### Exercise task:
Pick out and copy every line in the items below that contains the string "percent". Case counts.
[start Data supplied]
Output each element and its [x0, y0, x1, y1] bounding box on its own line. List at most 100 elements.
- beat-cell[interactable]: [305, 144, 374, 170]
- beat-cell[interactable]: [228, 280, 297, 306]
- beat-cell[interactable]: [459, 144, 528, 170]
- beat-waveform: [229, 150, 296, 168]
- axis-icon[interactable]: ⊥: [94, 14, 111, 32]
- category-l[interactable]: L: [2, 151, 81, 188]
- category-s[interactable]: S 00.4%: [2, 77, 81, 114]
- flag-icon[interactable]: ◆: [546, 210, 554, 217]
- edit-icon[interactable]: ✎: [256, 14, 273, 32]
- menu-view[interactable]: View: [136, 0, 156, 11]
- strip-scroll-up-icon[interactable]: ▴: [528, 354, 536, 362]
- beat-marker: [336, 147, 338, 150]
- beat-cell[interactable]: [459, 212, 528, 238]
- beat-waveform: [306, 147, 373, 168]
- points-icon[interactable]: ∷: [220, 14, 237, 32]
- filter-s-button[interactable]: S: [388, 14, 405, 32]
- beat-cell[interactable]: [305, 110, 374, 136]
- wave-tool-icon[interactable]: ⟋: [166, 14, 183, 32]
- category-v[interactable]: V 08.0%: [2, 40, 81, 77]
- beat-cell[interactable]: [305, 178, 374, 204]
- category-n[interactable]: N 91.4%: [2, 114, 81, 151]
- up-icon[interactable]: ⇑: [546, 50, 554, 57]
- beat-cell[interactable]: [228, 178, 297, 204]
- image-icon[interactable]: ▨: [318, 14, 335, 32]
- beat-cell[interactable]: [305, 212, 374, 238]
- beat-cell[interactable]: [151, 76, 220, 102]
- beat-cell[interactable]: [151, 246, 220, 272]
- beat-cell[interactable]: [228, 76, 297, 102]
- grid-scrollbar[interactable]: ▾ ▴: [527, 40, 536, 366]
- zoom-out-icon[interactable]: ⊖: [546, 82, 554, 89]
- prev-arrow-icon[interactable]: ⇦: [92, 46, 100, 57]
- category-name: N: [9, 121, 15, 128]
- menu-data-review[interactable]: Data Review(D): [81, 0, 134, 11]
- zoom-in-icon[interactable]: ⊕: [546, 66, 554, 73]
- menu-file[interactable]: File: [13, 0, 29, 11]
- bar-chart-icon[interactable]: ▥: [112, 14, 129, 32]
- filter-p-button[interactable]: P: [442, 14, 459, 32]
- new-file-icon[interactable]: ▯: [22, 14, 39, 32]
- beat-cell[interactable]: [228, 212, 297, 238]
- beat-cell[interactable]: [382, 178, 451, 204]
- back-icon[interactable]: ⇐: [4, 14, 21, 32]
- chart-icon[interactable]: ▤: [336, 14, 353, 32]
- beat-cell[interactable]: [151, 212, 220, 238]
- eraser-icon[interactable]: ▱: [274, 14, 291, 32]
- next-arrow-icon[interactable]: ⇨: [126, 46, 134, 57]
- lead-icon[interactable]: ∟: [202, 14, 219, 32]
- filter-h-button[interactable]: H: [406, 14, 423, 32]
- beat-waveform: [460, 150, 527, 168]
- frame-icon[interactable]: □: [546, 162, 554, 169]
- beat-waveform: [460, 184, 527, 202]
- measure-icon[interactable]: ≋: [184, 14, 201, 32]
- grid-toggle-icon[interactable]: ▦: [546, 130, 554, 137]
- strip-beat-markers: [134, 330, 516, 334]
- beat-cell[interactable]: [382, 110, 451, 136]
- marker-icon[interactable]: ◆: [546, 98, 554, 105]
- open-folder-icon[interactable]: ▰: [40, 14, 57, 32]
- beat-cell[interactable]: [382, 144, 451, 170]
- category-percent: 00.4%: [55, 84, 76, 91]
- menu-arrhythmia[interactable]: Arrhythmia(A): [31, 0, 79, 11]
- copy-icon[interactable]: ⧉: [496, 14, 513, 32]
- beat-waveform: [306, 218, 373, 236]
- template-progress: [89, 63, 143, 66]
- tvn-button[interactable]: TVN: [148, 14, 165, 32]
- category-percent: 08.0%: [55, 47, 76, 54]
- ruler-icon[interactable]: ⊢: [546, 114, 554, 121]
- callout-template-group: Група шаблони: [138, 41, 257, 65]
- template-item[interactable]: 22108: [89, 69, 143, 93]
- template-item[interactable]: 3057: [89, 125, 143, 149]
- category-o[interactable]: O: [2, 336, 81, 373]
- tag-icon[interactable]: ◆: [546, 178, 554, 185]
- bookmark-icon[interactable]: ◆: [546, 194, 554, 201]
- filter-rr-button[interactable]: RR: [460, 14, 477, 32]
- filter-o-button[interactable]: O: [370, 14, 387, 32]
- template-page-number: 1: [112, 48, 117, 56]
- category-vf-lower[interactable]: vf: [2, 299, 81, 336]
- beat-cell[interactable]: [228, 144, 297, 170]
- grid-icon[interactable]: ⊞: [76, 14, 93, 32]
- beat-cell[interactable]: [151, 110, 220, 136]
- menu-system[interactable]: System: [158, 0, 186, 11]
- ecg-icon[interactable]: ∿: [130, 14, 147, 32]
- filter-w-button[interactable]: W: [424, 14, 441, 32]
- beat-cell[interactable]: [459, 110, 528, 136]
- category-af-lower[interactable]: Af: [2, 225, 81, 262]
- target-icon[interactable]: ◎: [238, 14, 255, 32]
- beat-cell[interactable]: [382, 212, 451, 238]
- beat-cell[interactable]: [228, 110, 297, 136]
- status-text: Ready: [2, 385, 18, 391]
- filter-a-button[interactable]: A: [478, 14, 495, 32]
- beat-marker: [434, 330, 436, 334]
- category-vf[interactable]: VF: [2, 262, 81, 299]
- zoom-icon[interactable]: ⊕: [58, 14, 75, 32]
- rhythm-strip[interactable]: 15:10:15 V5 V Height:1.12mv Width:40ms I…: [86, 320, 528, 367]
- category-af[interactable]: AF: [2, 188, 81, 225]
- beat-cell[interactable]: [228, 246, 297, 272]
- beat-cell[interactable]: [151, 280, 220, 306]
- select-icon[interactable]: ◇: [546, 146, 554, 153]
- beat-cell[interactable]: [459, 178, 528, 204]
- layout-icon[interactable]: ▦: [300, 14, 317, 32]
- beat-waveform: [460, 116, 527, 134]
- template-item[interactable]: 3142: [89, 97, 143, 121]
[end Data supplied]
### Solution for this exercise:
- category-percent: 00.4%: [55, 84, 76, 91]
- category-percent: 08.0%: [55, 47, 76, 54]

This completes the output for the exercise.